THE EXERCISE: Gather each line of the entries below that includes "Virtual".
— START RECORDS TO PROCESS —
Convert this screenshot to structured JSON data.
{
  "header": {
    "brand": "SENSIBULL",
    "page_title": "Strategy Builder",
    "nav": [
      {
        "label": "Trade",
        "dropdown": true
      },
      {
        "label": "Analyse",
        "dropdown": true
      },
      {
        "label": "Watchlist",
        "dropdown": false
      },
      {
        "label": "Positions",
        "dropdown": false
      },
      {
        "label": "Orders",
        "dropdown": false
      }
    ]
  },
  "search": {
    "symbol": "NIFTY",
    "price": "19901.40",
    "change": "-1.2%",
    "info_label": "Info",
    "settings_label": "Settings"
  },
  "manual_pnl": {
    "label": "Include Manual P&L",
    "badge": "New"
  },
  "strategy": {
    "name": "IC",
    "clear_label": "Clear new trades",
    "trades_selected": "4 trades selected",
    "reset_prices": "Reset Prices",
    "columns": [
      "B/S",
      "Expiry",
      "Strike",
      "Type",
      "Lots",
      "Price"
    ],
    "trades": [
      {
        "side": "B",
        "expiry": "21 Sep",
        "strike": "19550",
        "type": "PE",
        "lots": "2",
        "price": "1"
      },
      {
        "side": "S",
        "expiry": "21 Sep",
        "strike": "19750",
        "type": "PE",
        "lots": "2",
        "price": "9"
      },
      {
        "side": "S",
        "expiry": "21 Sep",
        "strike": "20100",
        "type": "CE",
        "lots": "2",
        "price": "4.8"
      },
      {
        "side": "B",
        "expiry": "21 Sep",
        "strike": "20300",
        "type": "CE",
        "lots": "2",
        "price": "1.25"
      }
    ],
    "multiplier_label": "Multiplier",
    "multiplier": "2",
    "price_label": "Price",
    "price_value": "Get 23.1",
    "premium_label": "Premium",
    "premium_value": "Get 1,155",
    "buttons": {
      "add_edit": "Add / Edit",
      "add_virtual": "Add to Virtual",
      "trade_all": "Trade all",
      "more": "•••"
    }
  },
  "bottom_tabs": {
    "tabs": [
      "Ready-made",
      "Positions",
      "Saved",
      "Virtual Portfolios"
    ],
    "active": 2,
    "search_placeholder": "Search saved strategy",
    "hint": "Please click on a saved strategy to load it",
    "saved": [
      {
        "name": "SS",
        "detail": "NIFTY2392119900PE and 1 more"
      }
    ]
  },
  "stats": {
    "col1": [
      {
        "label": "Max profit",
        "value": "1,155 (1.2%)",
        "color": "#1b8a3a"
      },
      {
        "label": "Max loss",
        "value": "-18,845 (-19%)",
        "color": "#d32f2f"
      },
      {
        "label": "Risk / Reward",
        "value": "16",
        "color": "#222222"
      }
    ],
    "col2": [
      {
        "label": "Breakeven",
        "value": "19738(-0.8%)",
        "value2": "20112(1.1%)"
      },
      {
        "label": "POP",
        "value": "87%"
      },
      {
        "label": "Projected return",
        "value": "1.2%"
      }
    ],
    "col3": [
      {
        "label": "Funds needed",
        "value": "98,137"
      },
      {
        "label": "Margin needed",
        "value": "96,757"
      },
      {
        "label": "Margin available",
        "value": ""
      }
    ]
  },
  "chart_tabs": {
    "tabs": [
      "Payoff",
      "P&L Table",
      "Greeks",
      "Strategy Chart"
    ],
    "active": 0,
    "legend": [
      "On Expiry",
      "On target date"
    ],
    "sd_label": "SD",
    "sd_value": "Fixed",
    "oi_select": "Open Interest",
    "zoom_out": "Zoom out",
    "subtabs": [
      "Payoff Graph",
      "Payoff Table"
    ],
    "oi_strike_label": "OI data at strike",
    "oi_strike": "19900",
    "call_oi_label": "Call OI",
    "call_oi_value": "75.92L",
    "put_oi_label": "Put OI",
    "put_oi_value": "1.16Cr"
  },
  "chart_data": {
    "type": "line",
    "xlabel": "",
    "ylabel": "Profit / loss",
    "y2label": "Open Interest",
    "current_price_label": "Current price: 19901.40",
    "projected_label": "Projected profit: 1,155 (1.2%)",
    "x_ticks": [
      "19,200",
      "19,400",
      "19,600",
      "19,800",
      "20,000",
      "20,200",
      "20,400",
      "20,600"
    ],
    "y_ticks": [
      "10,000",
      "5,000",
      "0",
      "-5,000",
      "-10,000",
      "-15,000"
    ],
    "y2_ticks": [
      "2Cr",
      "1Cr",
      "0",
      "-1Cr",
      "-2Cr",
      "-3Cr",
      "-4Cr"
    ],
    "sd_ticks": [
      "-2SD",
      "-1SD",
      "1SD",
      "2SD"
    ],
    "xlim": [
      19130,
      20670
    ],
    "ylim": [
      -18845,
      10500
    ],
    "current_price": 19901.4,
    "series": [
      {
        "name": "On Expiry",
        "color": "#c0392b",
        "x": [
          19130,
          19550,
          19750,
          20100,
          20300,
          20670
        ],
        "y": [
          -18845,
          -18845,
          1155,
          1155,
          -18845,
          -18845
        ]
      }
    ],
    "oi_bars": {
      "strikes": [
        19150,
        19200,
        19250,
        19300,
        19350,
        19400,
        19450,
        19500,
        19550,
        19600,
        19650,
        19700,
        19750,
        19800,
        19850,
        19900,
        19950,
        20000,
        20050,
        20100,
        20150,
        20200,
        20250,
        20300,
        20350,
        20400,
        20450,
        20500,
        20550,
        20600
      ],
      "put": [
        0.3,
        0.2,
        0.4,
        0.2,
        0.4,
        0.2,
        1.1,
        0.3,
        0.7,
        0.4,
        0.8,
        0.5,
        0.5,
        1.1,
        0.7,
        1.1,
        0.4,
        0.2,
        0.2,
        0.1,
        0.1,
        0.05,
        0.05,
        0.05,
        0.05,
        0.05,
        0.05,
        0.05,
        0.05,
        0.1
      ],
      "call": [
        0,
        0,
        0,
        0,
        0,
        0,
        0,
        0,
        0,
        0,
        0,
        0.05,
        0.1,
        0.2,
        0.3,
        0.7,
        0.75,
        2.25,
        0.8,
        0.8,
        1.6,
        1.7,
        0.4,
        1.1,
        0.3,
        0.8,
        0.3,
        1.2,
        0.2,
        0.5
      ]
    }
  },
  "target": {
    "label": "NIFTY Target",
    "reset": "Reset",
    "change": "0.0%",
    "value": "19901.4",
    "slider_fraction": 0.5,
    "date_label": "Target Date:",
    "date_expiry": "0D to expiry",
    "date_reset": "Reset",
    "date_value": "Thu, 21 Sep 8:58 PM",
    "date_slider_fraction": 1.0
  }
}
— END RECORDS TO PROCESS —
OUTPUT OF THE TASK:
      "add_virtual": "Add to Virtual",
      "Virtual Portfolios"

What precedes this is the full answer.